-- start --
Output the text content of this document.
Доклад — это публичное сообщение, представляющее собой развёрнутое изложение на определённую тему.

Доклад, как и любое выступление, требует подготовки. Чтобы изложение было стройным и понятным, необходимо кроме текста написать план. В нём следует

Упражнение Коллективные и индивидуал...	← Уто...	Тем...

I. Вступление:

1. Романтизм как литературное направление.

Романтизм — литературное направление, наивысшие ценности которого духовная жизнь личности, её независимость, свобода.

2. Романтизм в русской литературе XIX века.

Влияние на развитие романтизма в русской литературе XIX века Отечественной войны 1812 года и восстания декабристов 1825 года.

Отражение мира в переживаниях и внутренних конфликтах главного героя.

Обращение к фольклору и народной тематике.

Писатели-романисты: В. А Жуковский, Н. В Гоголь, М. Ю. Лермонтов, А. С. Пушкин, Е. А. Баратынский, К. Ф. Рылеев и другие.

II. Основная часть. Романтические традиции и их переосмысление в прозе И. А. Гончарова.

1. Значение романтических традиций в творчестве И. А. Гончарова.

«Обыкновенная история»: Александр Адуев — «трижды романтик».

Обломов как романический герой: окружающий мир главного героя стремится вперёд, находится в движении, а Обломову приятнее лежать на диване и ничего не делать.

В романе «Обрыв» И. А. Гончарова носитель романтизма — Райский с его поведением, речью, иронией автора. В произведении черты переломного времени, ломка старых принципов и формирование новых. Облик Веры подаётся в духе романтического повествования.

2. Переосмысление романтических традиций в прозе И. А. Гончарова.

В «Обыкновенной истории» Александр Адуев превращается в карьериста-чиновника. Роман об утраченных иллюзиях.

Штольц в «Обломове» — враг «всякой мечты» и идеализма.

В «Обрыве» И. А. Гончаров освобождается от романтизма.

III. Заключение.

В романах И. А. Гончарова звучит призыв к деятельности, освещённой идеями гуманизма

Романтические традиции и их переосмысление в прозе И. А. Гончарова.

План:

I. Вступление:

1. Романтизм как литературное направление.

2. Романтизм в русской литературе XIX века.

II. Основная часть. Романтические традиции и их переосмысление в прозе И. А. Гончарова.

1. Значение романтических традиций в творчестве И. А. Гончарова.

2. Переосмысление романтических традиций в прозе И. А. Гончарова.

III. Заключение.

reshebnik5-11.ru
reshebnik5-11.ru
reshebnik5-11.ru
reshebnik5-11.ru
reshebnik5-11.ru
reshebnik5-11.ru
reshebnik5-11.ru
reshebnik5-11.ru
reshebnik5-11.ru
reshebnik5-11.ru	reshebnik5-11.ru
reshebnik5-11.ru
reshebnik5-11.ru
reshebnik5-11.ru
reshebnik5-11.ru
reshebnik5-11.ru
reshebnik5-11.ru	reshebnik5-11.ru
-- end --
Return all of the data word for word.

Output the text content of this document.
Доклад — это публичное сообщение, представляющее собой развёрнутое изложение на определённую тему.

Доклад, как и любое выступление, требует подготовки. Чтобы изложение было стройным и понятным, необходимо кроме текста написать план. В нём следует

Упражнение Коллективные и индивидуал...	← Уто...	Тем...

I. Вступление:

1. Романтизм как литературное направление.

Романтизм — литературное направление, наивысшие ценности которого духовная жизнь личности, её независимость, свобода.

2. Романтизм в русской литературе XIX века.

Влияние на развитие романтизма в русской литературе XIX века Отечественной войны 1812 года и восстания декабристов 1825 года.

Отражение мира в переживаниях и внутренних конфликтах главного героя.

Обращение к фольклору и народной тематике.

Писатели-романисты: В. А Жуковский, Н. В Гоголь, М. Ю. Лермонтов, А. С. Пушкин, Е. А. Баратынский, К. Ф. Рылеев и другие.

II. Основная часть. Романтические традиции и их переосмысление в прозе И. А. Гончарова.

1. Значение романтических традиций в творчестве И. А. Гончарова.

«Обыкновенная история»: Александр Адуев — «трижды романтик».

Обломов как романический герой: окружающий мир главного героя стремится вперёд, находится в движении, а Обломову приятнее лежать на диване и ничего не делать.

В романе «Обрыв» И. А. Гончарова носитель романтизма — Райский с его поведением, речью, иронией автора. В произведении черты переломного времени, ломка старых принципов и формирование новых. Облик Веры подаётся в духе романтического повествования.

2. Переосмысление романтических традиций в прозе И. А. Гончарова.

В «Обыкновенной истории» Александр Адуев превращается в карьериста-чиновника. Роман об утраченных иллюзиях.

Штольц в «Обломове» — враг «всякой мечты» и идеализма.

В «Обрыве» И. А. Гончаров освобождается от романтизма.

III. Заключение.

В романах И. А. Гончарова звучит призыв к деятельности, освещённой идеями гуманизма

Романтические традиции и их переосмысление в прозе И. А. Гончарова.

План:

I. Вступление:

1. Романтизм как литературное направление.

2. Романтизм в русской литературе XIX века.

II. Основная часть. Романтические традиции и их переосмысление в прозе И. А. Гончарова.

1. Значение романтических традиций в творчестве И. А. Гончарова.

2. Переосмысление романтических традиций в прозе И. А. Гончарова.

III. Заключение.

reshebnik5-11.ru
reshebnik5-11.ru
reshebnik5-11.ru
reshebnik5-11.ru
reshebnik5-11.ru
reshebnik5-11.ru
reshebnik5-11.ru
reshebnik5-11.ru
reshebnik5-11.ru
reshebnik5-11.ru	reshebnik5-11.ru
reshebnik5-11.ru
reshebnik5-11.ru
reshebnik5-11.ru
reshebnik5-11.ru
reshebnik5-11.ru
reshebnik5-11.ru	reshebnik5-11.ru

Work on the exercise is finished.